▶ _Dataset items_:
#####
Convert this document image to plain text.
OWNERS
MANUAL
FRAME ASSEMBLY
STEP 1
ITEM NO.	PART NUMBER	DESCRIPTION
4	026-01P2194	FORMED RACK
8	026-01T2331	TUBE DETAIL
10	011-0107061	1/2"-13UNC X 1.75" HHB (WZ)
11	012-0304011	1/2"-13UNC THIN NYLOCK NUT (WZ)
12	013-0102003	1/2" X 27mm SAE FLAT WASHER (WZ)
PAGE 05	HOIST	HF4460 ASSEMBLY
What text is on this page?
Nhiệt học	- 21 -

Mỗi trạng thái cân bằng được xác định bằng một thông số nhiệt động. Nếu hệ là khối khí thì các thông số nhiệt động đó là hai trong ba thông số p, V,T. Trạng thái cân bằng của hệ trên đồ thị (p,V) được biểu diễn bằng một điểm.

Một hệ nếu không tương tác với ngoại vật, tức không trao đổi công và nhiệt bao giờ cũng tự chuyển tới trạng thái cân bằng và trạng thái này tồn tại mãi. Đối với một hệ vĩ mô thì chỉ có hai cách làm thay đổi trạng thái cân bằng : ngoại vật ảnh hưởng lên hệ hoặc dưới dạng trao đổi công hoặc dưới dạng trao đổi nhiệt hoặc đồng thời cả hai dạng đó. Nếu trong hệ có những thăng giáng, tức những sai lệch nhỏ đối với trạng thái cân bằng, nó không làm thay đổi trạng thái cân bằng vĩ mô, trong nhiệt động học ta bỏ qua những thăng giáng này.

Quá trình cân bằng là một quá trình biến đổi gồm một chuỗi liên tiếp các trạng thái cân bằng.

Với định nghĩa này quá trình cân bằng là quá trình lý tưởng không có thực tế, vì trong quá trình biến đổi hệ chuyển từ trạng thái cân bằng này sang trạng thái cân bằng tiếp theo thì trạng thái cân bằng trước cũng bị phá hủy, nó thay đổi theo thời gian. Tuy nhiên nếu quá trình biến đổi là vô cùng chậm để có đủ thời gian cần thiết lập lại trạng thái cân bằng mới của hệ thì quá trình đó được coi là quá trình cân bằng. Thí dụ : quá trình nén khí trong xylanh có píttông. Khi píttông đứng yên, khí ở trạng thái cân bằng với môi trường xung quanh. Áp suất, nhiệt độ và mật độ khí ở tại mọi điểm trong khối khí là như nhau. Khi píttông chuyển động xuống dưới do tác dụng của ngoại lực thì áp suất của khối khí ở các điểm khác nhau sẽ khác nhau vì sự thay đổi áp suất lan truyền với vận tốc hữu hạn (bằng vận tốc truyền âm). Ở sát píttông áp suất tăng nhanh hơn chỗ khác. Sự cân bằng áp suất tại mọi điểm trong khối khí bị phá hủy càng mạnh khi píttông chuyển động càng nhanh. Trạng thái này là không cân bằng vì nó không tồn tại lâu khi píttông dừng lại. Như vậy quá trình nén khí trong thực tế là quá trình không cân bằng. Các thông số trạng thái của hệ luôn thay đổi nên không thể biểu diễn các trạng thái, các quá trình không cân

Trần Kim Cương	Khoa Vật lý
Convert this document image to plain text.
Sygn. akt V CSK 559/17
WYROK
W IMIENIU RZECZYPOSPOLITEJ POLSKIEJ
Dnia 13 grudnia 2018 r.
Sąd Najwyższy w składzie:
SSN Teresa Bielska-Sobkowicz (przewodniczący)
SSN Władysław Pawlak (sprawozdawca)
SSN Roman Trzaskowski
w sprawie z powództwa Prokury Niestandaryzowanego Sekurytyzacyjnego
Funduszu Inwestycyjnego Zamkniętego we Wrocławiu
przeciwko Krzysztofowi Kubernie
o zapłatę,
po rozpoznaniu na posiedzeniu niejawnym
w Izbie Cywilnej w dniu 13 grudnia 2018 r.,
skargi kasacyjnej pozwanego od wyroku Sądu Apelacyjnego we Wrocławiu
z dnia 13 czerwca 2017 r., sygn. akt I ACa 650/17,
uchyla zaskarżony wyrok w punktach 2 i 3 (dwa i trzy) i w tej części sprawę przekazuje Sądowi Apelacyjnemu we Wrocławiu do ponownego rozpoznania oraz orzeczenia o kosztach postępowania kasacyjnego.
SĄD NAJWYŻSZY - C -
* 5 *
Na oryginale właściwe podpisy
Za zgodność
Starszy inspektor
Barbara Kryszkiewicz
#####
▶ _Exercise goal_: Give an exact copy of all the data shown above.

▶ _Reply_:
Convert this document image to plain text.
OWNERS
MANUAL
FRAME ASSEMBLY
STEP 1
ITEM NO.	PART NUMBER	DESCRIPTION
4	026-01P2194	FORMED RACK
8	026-01T2331	TUBE DETAIL
10	011-0107061	1/2"-13UNC X 1.75" HHB (WZ)
11	012-0304011	1/2"-13UNC THIN NYLOCK NUT (WZ)
12	013-0102003	1/2" X 27mm SAE FLAT WASHER (WZ)
PAGE 05	HOIST	HF4460 ASSEMBLY
What text is on this page?
Nhiệt học	- 21 -

Mỗi trạng thái cân bằng được xác định bằng một thông số nhiệt động. Nếu hệ là khối khí thì các thông số nhiệt động đó là hai trong ba thông số p, V,T. Trạng thái cân bằng của hệ trên đồ thị (p,V) được biểu diễn bằng một điểm.

Một hệ nếu không tương tác với ngoại vật, tức không trao đổi công và nhiệt bao giờ cũng tự chuyển tới trạng thái cân bằng và trạng thái này tồn tại mãi. Đối với một hệ vĩ mô thì chỉ có hai cách làm thay đổi trạng thái cân bằng : ngoại vật ảnh hưởng lên hệ hoặc dưới dạng trao đổi công hoặc dưới dạng trao đổi nhiệt hoặc đồng thời cả hai dạng đó. Nếu trong hệ có những thăng giáng, tức những sai lệch nhỏ đối với trạng thái cân bằng, nó không làm thay đổi trạng thái cân bằng vĩ mô, trong nhiệt động học ta bỏ qua những thăng giáng này.

Quá trình cân bằng là một quá trình biến đổi gồm một chuỗi liên tiếp các trạng thái cân bằng.

Với định nghĩa này quá trình cân bằng là quá trình lý tưởng không có thực tế, vì trong quá trình biến đổi hệ chuyển từ trạng thái cân bằng này sang trạng thái cân bằng tiếp theo thì trạng thái cân bằng trước cũng bị phá hủy, nó thay đổi theo thời gian. Tuy nhiên nếu quá trình biến đổi là vô cùng chậm để có đủ thời gian cần thiết lập lại trạng thái cân bằng mới của hệ thì quá trình đó được coi là quá trình cân bằng. Thí dụ : quá trình nén khí trong xylanh có píttông. Khi píttông đứng yên, khí ở trạng thái cân bằng với môi trường xung quanh. Áp suất, nhiệt độ và mật độ khí ở tại mọi điểm trong khối khí là như nhau. Khi píttông chuyển động xuống dưới do tác dụng của ngoại lực thì áp suất của khối khí ở các điểm khác nhau sẽ khác nhau vì sự thay đổi áp suất lan truyền với vận tốc hữu hạn (bằng vận tốc truyền âm). Ở sát píttông áp suất tăng nhanh hơn chỗ khác. Sự cân bằng áp suất tại mọi điểm trong khối khí bị phá hủy càng mạnh khi píttông chuyển động càng nhanh. Trạng thái này là không cân bằng vì nó không tồn tại lâu khi píttông dừng lại. Như vậy quá trình nén khí trong thực tế là quá trình không cân bằng. Các thông số trạng thái của hệ luôn thay đổi nên không thể biểu diễn các trạng thái, các quá trình không cân

Trần Kim Cương	Khoa Vật lý
Convert this document image to plain text.
Sygn. akt V CSK 559/17
WYROK
W IMIENIU RZECZYPOSPOLITEJ POLSKIEJ
Dnia 13 grudnia 2018 r.
Sąd Najwyższy w składzie:
SSN Teresa Bielska-Sobkowicz (przewodniczący)
SSN Władysław Pawlak (sprawozdawca)
SSN Roman Trzaskowski
w sprawie z powództwa Prokury Niestandaryzowanego Sekurytyzacyjnego
Funduszu Inwestycyjnego Zamkniętego we Wrocławiu
przeciwko Krzysztofowi Kubernie
o zapłatę,
po rozpoznaniu na posiedzeniu niejawnym
w Izbie Cywilnej w dniu 13 grudnia 2018 r.,
skargi kasacyjnej pozwanego od wyroku Sądu Apelacyjnego we Wrocławiu
z dnia 13 czerwca 2017 r., sygn. akt I ACa 650/17,
uchyla zaskarżony wyrok w punktach 2 i 3 (dwa i trzy) i w tej części sprawę przekazuje Sądowi Apelacyjnemu we Wrocławiu do ponownego rozpoznania oraz orzeczenia o kosztach postępowania kasacyjnego.
SĄD NAJWYŻSZY - C -
* 5 *
Na oryginale właściwe podpisy
Za zgodność
Starszy inspektor
Barbara Kryszkiewicz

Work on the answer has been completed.